* **Exercise directions**: Find every line in the records that holds the string "Descent". Copy each one.

* **Material supplied**:
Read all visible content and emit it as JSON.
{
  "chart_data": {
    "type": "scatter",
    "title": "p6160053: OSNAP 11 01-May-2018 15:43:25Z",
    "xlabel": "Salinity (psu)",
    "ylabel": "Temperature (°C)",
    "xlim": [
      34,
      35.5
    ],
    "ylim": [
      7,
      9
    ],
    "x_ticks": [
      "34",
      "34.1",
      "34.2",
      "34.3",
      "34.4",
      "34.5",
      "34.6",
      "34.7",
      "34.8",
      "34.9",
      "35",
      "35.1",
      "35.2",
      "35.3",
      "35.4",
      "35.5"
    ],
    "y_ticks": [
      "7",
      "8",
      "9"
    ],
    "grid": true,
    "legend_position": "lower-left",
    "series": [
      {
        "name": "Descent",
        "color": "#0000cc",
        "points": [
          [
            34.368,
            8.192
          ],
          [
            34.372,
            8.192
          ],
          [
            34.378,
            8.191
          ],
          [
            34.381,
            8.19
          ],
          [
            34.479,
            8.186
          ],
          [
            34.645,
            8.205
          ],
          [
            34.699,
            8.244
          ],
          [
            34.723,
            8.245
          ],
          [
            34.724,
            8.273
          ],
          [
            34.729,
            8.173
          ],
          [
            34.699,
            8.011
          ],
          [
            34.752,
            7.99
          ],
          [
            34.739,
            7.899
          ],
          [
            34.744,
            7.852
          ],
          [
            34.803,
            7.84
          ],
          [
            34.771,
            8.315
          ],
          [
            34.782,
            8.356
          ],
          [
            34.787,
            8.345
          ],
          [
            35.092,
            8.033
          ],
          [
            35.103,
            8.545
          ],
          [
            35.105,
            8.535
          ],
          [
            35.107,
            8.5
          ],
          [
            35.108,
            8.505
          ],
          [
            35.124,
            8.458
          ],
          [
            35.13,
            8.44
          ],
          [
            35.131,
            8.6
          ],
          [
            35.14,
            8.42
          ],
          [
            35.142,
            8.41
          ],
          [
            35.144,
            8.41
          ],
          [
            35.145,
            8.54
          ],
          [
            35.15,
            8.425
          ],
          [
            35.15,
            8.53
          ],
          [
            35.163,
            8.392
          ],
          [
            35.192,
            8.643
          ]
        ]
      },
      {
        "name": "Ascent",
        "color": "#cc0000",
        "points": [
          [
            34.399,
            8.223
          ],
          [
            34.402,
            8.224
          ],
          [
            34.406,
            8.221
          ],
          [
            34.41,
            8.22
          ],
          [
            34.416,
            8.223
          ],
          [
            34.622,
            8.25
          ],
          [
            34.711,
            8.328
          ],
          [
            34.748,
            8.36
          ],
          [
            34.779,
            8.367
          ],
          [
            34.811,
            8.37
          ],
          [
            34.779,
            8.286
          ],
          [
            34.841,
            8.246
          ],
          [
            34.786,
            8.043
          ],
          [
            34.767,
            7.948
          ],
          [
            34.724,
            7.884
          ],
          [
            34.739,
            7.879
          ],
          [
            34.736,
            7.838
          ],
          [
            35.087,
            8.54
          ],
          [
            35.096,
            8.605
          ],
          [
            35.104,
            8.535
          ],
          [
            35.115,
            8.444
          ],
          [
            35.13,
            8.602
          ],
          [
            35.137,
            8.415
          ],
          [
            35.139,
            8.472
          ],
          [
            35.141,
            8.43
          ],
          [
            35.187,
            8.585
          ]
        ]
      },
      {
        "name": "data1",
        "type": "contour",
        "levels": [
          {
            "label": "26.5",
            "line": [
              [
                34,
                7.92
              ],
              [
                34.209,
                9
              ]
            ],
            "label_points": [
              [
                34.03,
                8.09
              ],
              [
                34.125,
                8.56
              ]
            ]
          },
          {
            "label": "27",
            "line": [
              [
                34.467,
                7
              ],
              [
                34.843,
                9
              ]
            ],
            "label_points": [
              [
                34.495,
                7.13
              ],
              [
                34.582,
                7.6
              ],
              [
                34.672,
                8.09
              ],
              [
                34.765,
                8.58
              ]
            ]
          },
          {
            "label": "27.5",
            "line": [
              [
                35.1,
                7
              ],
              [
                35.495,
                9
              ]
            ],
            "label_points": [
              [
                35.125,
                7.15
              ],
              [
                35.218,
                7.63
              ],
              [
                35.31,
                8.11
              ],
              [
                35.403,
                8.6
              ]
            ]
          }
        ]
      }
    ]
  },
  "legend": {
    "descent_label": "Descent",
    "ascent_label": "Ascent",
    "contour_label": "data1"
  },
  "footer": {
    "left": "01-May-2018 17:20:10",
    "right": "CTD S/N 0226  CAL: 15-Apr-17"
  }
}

* **Exercise output**:
        "name": "Descent",
    "descent_label": "Descent",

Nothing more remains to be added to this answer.